◆ Short task ◆
Search the records below for the word "style" and show every line where it occurs.

Start of Task input

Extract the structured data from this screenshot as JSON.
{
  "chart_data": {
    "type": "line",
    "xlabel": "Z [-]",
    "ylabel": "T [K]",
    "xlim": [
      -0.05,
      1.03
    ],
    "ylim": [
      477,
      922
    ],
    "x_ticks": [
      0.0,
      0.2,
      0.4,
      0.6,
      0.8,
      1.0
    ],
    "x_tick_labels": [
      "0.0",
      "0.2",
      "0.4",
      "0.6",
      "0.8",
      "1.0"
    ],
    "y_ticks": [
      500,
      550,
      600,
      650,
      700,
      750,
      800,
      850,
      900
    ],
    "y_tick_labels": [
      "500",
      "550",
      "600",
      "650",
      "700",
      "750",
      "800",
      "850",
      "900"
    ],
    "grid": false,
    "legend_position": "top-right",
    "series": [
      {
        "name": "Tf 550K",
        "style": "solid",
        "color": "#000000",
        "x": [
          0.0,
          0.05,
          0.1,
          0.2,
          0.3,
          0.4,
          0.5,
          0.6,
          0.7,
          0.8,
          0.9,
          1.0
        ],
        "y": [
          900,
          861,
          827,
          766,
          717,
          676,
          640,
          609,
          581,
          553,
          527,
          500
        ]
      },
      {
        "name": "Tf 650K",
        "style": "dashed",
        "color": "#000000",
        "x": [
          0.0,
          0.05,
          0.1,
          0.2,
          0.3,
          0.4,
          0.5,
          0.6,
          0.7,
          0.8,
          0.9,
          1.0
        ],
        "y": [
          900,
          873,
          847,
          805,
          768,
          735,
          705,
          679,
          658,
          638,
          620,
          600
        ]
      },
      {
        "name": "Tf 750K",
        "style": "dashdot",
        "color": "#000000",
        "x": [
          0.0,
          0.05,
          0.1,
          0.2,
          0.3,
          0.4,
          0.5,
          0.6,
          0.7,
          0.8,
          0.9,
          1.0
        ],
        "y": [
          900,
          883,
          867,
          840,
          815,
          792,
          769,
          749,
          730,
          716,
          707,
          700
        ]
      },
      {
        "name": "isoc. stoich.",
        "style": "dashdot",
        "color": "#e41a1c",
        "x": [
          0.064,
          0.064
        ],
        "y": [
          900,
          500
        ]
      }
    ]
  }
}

End of Task input

◆ Answer below ◆
        "style": "solid",
        "style": "dashed",
        "style": "dashdot",
        "style": "dashdot",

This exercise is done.